Directives:
1. Quote the Whittle Laboratory passage word for word from "Mr M. Llavero" to "is utterly misleading.".
2. In the Whittle Laboratory passage, list every body named as having committed the investment to build the new National Centre for Propulsion and Power.
3. Write what comes next in the Whittle Laboratory passage, starting after its final sentence.

Given text:
■ ■ ■ ■

In September 2017 this resulted in a trial of the new method. A team was embedded in the Whittle and given four Rolls-Royce technologies to develop (two from Rolls-Royce UK, one from Rolls-Royce US and one from the Whittle Lab). The results were astonishing. In 2005 a similar trial took the Whittle two years, and we weren't bad at it. In 2017, the agile testing method took less than a week, demonstrating a factor of 100 improvement in time and cost.

Based on these trials the UK government's Aerospace Technology Institute, Cambridge, Rolls-Royce, Mitsubishi, Siemens and Dyson have committed the investment necessary to build a new National Centre for Propulsion and Power in Cambridge, and the industrial partners have committed to funding research within that Centre. The National Centre has the aim of scaling this agile testing capability to around 80% of the UK's future need for decarbonisation.

The National Centre will be located adjacent to the existing Whittle Laboratory on the West Cambridge site. In addition, the proposed development includes an upgrade to the current Whittle Laboratory involving the building of new offices and workshops. Central to the new development will be a Propulsion and Power Challenge Space. This space will allow teams from across the University to co-locate with industry with the aim of developing the technologies necessary to decarbonise the propulsion and power sector. The development is integrated closely with the University's Carbon Neutral Futures Initiative.

We are at a pivotal moment, both in terms of Cambridge's history of leading technology development in propulsion and power, and in terms of humanity's need to decarbonise the propulsion and power sectors. The Whittle Laboratory has demonstrated a unique international capability and, in partnership with the Aerospace Technology Institute, Rolls-Royce, Mitsubishi, Siemens, and Dyson, this has been developed into a world-leading project. We either do what Cambridge has always done, and step up to the challenge, or we allow our legacy, based on the work of Frank Whittle and Charles Parsons, to wither and die.

Just as fifty years ago, at the opening of the current Whittle Laboratory, Cambridge and its industrial partners faced the challenge of making the dream of mass air travel a reality, I believe that today the new Whittle Lab project will ensure that Cambridge, and its industrial partners, will lead the challenge of decarbonising the world's propulsion and power sectors.

Mr M. Llavero Pasquina (Girton College) read by the Senior Pro-Proctor:

Deputy Vice-Chancellor, I believe Regent House, the Council and the Planning and Resources Committee are woefully uninformed to take the decision to approve this project. Or this Report is utterly misleading.

■ ■ ■ ■

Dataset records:
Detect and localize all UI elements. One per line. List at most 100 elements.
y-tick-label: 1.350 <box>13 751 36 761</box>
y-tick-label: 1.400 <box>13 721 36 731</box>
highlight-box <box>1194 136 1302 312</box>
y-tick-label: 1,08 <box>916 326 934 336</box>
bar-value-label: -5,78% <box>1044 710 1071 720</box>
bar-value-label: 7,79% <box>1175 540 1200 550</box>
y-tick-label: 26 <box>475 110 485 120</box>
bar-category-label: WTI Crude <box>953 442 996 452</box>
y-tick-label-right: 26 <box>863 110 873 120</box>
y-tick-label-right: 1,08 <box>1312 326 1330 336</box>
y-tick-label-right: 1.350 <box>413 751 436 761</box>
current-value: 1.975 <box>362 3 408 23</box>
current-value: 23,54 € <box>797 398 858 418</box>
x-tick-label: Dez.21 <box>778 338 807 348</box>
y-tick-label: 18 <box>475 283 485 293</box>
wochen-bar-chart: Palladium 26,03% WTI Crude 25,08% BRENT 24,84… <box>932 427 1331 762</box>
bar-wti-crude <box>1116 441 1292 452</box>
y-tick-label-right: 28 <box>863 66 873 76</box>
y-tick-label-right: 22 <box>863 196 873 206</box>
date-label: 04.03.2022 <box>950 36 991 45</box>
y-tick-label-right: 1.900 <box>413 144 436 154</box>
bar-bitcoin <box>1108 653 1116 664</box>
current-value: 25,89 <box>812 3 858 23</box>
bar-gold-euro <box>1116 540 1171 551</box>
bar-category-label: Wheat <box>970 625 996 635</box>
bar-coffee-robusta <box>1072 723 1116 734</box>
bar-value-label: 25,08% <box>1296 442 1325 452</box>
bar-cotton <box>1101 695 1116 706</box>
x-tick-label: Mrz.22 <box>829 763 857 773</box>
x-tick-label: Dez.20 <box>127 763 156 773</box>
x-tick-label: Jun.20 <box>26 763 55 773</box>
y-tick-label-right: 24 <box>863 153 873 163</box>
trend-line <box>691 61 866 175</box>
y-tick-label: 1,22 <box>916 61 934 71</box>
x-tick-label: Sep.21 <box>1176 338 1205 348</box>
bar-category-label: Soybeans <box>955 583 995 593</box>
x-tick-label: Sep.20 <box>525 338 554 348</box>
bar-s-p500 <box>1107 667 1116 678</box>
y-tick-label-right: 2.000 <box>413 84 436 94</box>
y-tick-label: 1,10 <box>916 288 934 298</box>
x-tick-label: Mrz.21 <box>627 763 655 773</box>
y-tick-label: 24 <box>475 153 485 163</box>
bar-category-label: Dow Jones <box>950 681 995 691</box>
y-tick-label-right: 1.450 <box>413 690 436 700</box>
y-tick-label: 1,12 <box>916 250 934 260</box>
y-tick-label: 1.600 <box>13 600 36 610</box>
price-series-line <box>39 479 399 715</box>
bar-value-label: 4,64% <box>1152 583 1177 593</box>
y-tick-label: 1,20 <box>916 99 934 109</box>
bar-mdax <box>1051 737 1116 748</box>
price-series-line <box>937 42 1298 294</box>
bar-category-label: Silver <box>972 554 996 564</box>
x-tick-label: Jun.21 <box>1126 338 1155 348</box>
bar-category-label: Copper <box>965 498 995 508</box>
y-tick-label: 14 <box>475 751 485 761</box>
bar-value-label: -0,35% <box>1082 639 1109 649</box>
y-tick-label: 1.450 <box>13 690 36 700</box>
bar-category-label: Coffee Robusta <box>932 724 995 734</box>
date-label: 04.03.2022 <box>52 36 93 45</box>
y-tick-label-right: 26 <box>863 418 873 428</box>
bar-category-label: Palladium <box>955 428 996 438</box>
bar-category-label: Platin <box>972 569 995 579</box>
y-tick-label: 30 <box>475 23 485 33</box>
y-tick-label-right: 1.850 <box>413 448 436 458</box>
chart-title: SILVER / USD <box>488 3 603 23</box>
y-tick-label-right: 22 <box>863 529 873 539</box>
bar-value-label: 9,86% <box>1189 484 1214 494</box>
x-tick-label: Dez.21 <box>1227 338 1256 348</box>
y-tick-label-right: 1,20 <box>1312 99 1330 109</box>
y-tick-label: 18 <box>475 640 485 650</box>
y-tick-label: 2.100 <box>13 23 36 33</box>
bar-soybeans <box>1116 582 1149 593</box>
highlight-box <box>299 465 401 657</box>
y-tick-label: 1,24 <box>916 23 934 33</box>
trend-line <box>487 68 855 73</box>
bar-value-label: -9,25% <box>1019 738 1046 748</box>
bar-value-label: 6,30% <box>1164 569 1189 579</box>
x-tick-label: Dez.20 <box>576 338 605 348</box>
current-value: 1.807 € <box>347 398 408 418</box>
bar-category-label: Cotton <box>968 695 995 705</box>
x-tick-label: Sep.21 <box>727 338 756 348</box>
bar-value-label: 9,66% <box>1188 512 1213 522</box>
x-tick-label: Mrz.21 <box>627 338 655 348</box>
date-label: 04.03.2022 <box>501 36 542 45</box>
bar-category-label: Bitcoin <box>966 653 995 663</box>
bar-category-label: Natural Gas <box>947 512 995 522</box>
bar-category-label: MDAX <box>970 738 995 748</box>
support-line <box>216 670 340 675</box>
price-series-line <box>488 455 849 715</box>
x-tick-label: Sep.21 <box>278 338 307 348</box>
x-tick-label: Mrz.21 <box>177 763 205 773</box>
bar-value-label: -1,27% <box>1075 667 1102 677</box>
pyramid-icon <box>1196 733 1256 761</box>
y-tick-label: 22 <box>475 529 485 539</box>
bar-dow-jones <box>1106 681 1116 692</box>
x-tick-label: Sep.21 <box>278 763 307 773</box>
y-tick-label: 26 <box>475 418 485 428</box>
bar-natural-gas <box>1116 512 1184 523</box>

■ ■ ■ ■

Results in order:
1.
Mr M. Llavero Pasquina (Girton College) read by the Senior Pro-Proctor:

Deputy Vice-Chancellor, I believe Regent House, the Council and the Planning and Resources Committee are woefully uninformed to take the decision to approve this project. Or this Report is utterly misleading.

2.
- The UK government's Aerospace Technology Institute
- Cambridge
- Rolls-Royce
- Mitsubishi
- Siemens
- Dyson

3.
The proposed National Centre for Propulsion and Power is almost certainly going to become a hub for the University to collaborate and be complicit with the arms and defence industry. The principal source of funds, and the main national institution behind the proposal, is the Aerospace Technology Institute (ATI). The usual project lead partners at ATI are major national and international defence companies well known by the public: Rolls Royce, BAE Systems, Honeywell, Leonardo, Qinetiq, MBDA, Thales, Meggitt, Sigmatex, to name just but a few of them.1

It is also especially suspicious that the identity of the 'industrial partners' providing £2m towards the project is not revealed. I would be surprised if they are not one of the above list. The Whittle Laboratory already highlights Rolls Royce in its webpage as one of their main partners.2

Many members of the University might be enthusiastic about the University engaging with industrial partners and enhancing technology transfer. But the Report is completely misleading in obliterating that this technology could be well used for the development of military bombers and killer drones, an extent to which, I would hope most University members would strongly disapprove.

To me, the most distasteful part of the Report is the disguised justification given for the project that the National Centre for Propulsion and Power will contribute to decarbonise propulsion. I believe this is – potentially – a shameless greenwash of war and military operations.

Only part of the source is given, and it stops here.